### Entries from a dataset
════════
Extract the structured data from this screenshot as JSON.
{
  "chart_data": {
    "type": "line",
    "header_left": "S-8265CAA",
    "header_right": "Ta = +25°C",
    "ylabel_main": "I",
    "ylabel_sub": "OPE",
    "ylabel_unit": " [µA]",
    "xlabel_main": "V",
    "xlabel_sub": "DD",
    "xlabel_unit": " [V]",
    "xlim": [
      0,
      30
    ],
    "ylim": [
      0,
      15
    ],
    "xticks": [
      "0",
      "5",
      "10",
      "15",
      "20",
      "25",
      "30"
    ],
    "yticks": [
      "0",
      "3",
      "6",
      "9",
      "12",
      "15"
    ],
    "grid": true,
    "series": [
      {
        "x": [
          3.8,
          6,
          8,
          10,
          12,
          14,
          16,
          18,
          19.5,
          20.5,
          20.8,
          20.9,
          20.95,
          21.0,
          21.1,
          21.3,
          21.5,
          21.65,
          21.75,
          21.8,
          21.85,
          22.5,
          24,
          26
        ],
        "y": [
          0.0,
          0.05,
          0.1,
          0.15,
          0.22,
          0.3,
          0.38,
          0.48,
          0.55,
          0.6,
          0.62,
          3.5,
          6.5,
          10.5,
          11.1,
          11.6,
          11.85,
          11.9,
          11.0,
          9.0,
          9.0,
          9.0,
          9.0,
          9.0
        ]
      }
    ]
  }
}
════════
### Short problem
Output each record exactly, leaving nothing out.

### Answer for the task
Extract the structured data from this screenshot as JSON.
{
  "chart_data": {
    "type": "line",
    "header_left": "S-8265CAA",
    "header_right": "Ta = +25°C",
    "ylabel_main": "I",
    "ylabel_sub": "OPE",
    "ylabel_unit": " [µA]",
    "xlabel_main": "V",
    "xlabel_sub": "DD",
    "xlabel_unit": " [V]",
    "xlim": [
      0,
      30
    ],
    "ylim": [
      0,
      15
    ],
    "xticks": [
      "0",
      "5",
      "10",
      "15",
      "20",
      "25",
      "30"
    ],
    "yticks": [
      "0",
      "3",
      "6",
      "9",
      "12",
      "15"
    ],
    "grid": true,
    "series": [
      {
        "x": [
          3.8,
          6,
          8,
          10,
          12,
          14,
          16,
          18,
          19.5,
          20.5,
          20.8,
          20.9,
          20.95,
          21.0,
          21.1,
          21.3,
          21.5,
          21.65,
          21.75,
          21.8,
          21.85,
          22.5,
          24,
          26
        ],
        "y": [
          0.0,
          0.05,
          0.1,
          0.15,
          0.22,
          0.3,
          0.38,
          0.48,
          0.55,
          0.6,
          0.62,
          3.5,
          6.5,
          10.5,
          11.1,
          11.6,
          11.85,
          11.9,
          11.0,
          9.0,
          9.0,
          9.0,
          9.0,
          9.0
        ]
      }
    ]
  }
}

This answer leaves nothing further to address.